TASK INSTRUCTIONS:
In the material below, the lines containing the word "subtitle" are required; copy each of them.
□ □ □
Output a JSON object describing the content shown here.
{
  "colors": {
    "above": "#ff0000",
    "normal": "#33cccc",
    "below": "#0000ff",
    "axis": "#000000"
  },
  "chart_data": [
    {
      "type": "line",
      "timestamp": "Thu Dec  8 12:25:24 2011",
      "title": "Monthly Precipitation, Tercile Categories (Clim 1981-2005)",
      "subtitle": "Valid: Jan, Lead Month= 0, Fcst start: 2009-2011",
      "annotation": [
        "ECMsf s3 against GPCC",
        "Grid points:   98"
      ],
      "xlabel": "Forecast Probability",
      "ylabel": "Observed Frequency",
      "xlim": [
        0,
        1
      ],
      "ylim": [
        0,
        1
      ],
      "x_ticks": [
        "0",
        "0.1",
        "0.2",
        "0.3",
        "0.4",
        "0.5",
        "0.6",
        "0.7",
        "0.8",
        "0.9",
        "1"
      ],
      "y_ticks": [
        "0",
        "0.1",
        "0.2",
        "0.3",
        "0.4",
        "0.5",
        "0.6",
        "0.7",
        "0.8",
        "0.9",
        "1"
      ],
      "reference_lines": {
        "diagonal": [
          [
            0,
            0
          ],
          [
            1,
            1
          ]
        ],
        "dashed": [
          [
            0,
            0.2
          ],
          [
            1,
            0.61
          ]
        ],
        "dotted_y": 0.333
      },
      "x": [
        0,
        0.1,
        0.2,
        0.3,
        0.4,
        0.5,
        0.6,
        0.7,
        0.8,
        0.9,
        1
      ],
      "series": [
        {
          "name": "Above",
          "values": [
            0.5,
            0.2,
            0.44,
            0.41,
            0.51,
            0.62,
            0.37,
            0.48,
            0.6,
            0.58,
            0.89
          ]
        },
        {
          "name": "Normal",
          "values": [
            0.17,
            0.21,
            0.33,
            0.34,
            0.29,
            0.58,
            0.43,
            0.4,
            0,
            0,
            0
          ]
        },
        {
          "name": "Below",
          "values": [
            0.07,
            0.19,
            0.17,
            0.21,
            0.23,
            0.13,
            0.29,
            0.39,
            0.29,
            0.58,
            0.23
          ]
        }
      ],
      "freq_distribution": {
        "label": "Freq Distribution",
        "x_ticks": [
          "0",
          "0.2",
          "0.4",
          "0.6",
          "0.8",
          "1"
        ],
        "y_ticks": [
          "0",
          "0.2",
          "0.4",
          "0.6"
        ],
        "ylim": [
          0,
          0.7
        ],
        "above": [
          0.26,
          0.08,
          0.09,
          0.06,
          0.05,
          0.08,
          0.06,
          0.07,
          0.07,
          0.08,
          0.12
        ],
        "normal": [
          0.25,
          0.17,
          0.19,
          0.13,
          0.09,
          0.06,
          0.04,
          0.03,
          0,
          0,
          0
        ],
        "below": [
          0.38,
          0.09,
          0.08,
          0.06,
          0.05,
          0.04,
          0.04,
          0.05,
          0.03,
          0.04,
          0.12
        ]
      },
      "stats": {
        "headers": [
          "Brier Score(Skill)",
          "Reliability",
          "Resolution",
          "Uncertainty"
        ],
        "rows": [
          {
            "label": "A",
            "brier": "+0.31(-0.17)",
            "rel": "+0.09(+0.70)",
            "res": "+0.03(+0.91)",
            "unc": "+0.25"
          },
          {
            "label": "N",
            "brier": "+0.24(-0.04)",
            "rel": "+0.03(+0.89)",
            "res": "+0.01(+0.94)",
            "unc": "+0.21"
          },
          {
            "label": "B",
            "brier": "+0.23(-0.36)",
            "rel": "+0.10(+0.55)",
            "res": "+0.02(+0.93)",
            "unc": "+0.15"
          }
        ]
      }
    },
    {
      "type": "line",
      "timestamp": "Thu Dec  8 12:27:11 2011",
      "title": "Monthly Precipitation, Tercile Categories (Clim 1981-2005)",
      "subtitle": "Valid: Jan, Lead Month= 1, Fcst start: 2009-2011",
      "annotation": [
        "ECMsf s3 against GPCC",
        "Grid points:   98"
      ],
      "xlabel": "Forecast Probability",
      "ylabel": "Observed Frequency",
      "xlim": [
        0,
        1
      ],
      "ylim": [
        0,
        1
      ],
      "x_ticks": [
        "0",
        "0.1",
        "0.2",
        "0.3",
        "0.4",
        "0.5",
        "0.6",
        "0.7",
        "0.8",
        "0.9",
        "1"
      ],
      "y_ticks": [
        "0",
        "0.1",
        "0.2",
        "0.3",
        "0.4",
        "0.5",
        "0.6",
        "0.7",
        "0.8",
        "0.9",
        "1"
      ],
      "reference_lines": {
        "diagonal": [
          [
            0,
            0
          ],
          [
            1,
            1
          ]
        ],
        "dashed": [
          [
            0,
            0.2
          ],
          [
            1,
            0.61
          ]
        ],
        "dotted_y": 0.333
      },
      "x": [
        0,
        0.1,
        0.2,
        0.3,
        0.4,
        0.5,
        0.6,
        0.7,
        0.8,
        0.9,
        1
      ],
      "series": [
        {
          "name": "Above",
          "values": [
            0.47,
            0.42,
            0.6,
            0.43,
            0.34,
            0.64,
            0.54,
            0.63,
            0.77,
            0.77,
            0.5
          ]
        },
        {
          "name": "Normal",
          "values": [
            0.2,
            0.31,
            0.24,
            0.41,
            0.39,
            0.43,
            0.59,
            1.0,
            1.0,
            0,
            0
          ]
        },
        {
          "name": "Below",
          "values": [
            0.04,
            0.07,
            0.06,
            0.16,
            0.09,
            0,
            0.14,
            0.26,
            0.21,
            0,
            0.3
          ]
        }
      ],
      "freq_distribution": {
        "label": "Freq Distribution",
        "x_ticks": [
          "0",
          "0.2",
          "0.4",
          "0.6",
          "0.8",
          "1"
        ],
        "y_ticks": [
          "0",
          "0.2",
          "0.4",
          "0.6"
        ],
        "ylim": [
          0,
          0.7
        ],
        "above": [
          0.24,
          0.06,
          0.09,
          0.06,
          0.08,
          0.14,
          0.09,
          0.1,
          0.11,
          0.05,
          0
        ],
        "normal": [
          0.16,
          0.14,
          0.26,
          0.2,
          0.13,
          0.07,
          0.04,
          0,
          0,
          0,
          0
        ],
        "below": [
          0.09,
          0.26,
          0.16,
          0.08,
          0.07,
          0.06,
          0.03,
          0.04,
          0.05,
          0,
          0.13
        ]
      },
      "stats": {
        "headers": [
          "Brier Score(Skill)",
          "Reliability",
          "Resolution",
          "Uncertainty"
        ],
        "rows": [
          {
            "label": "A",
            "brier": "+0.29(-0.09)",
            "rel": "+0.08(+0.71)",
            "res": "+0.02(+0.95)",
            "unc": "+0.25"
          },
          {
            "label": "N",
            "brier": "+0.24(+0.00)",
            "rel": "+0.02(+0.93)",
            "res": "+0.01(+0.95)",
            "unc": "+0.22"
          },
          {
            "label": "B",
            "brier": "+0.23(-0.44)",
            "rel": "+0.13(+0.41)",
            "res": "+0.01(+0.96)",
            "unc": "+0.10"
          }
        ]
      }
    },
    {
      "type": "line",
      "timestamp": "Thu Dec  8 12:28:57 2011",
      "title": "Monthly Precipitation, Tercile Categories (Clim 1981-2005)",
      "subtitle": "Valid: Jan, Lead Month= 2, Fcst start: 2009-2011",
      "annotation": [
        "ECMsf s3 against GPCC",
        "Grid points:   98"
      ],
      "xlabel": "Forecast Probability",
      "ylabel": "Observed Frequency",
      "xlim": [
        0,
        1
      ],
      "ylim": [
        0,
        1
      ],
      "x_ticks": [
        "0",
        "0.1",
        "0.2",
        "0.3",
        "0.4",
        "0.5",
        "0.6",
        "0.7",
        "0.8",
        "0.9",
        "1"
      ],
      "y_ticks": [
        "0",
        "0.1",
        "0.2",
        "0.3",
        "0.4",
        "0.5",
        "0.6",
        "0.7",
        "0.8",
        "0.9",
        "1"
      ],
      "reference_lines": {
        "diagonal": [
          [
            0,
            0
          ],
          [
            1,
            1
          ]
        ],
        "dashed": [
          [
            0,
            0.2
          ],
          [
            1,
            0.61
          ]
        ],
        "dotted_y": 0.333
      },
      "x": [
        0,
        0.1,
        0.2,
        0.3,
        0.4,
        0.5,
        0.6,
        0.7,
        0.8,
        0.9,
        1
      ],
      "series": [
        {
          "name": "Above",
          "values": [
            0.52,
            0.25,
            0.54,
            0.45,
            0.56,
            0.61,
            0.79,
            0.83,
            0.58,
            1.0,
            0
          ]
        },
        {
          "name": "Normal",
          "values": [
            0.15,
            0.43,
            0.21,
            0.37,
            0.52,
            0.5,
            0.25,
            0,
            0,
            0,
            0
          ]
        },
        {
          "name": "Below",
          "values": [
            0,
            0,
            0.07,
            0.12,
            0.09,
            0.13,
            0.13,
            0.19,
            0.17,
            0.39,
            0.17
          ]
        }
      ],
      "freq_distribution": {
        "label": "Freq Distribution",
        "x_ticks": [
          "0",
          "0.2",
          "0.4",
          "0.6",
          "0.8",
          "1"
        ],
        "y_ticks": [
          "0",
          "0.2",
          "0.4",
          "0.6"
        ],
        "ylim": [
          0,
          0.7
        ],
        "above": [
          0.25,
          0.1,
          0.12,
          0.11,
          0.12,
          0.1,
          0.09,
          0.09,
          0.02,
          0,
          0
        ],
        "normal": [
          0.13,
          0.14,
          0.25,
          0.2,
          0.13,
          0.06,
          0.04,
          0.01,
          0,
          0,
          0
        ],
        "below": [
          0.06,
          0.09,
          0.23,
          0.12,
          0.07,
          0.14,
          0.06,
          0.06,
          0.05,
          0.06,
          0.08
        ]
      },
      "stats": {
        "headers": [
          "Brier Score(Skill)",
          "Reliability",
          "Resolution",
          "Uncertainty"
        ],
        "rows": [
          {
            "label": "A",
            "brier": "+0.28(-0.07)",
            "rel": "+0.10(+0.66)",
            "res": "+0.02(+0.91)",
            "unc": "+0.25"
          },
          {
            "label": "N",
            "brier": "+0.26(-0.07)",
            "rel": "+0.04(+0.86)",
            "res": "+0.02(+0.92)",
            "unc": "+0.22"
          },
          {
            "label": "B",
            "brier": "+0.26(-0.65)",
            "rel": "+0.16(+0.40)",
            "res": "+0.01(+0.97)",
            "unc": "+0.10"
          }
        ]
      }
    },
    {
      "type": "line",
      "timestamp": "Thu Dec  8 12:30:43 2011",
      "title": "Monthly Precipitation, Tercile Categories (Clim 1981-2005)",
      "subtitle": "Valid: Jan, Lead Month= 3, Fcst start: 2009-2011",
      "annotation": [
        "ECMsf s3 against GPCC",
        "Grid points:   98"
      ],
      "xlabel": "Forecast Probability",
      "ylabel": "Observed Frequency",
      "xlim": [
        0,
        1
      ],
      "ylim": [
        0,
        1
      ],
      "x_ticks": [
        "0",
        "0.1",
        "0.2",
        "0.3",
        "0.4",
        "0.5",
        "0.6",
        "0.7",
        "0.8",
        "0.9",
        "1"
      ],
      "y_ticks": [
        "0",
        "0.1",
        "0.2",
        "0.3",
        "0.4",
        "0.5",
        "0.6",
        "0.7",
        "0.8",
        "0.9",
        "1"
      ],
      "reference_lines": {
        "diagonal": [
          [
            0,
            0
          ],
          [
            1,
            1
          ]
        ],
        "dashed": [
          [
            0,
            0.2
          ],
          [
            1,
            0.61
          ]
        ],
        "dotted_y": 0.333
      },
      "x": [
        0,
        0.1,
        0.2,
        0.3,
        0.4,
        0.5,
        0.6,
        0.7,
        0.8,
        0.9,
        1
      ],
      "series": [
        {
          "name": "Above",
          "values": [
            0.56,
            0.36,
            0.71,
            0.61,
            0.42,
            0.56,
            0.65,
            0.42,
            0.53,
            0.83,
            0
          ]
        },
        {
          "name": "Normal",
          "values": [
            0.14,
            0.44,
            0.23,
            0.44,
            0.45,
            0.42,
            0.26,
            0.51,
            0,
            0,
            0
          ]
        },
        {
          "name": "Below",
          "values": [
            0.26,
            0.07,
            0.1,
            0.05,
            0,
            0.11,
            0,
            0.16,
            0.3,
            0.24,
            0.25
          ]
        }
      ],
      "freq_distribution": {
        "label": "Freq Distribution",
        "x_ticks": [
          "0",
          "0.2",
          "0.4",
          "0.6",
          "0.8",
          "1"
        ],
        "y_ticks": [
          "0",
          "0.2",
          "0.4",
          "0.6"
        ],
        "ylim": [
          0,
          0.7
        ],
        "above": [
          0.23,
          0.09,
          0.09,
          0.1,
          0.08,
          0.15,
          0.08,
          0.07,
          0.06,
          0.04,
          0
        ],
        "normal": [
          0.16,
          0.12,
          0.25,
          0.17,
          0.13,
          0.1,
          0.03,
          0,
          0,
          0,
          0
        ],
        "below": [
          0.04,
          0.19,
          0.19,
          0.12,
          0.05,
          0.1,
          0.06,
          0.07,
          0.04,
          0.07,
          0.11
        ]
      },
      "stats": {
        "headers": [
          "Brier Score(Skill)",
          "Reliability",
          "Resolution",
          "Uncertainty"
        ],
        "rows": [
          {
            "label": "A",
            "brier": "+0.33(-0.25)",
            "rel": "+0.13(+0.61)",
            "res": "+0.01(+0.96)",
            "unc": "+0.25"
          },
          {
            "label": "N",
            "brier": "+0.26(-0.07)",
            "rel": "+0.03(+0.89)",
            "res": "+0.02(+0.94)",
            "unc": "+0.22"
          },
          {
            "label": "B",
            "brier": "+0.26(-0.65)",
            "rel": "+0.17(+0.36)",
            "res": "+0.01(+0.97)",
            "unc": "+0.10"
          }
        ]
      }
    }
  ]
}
□ □ □
SOLUTION TO THE PROBLEM:
      "subtitle": "Valid: Jan, Lead Month= 0, Fcst start: 2009-2011",
      "subtitle": "Valid: Jan, Lead Month= 1, Fcst start: 2009-2011",
      "subtitle": "Valid: Jan, Lead Month= 2, Fcst start: 2009-2011",
      "subtitle": "Valid: Jan, Lead Month= 3, Fcst start: 2009-2011",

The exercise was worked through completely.